- [TASK STATEMENT]
Show each line from the listing that includes the word "Buildings".
┌─ RECORD LIST
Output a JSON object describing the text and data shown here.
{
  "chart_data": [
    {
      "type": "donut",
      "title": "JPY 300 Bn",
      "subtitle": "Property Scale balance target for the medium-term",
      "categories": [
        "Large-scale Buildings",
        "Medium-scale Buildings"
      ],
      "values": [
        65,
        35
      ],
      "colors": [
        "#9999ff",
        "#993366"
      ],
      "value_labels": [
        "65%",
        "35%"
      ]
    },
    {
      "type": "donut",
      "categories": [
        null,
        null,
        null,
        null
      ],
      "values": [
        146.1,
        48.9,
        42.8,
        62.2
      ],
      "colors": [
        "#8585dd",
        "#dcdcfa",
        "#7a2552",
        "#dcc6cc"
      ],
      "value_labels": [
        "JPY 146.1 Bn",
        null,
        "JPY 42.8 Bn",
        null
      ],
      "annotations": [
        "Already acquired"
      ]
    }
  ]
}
└─
┌─ RECORD LIST
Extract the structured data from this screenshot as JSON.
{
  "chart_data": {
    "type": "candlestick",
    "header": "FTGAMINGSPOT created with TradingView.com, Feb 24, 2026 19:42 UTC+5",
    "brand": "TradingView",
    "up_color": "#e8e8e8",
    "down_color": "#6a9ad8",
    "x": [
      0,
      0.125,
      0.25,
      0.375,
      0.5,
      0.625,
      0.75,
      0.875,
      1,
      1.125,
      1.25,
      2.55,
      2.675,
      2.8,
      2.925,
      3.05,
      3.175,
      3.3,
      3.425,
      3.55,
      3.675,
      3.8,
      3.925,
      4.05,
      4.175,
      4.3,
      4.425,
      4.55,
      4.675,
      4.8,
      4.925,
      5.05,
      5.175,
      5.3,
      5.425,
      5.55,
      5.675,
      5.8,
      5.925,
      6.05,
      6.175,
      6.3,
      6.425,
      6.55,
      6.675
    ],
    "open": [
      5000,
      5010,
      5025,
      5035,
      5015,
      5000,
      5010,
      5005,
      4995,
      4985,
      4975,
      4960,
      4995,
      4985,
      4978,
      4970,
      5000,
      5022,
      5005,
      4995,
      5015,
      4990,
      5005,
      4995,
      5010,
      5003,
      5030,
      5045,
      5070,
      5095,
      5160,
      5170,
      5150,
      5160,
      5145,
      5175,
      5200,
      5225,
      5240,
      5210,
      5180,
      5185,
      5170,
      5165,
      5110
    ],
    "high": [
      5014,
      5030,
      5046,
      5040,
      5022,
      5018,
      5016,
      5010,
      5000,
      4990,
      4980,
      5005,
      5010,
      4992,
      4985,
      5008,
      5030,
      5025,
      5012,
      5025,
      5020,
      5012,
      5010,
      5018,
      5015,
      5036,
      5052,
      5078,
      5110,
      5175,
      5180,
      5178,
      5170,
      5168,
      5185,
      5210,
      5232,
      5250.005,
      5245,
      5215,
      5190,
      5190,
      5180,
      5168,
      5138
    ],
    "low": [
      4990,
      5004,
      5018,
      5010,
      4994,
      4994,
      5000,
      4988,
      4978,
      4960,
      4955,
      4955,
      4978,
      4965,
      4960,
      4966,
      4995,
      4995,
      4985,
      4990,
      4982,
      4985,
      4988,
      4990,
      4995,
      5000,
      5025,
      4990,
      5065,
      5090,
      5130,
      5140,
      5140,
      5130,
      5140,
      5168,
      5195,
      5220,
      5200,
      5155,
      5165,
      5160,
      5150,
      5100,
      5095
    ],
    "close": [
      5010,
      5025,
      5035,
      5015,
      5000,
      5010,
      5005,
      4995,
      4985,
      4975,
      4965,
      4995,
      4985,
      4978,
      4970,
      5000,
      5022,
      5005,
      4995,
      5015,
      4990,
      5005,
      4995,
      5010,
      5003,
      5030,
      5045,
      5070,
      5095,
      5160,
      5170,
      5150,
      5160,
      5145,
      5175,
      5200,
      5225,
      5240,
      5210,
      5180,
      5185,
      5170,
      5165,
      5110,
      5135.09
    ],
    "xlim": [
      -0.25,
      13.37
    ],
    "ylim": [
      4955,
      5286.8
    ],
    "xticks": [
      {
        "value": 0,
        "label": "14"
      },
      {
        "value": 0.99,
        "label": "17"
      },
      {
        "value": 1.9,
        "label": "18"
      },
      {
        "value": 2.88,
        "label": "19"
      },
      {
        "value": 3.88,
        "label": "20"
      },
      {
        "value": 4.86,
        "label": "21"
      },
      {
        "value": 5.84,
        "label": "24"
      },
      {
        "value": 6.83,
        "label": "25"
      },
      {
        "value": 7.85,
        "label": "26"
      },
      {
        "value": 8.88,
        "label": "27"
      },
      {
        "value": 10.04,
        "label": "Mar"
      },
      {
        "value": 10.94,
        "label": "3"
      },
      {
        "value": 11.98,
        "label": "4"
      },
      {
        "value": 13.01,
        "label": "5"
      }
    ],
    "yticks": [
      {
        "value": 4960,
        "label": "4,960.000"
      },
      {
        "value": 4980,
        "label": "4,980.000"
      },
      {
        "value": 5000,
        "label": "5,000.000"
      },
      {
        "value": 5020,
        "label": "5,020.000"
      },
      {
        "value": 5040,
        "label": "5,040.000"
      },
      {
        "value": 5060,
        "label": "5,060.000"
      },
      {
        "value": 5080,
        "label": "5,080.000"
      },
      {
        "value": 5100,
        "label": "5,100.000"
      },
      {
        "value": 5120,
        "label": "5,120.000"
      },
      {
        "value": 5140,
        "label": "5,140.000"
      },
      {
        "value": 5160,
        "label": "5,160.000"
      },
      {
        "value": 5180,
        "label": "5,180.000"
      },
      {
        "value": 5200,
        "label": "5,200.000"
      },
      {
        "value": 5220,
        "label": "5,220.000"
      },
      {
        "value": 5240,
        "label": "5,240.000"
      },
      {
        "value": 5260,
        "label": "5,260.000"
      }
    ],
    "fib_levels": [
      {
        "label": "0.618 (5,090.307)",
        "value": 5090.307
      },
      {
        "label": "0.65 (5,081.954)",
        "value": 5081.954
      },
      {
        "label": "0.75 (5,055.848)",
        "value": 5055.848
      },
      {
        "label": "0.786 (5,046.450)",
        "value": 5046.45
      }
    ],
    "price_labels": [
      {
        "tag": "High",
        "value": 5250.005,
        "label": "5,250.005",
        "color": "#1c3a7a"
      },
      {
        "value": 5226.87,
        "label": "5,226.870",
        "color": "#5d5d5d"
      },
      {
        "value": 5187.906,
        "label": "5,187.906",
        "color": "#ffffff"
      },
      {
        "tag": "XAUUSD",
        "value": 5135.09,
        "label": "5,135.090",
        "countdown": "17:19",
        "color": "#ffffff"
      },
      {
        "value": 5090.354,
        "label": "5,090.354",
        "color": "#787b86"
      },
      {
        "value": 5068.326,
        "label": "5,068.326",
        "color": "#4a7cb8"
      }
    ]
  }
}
└─
- [RESULT]
        "Large-scale Buildings",
        "Medium-scale Buildings"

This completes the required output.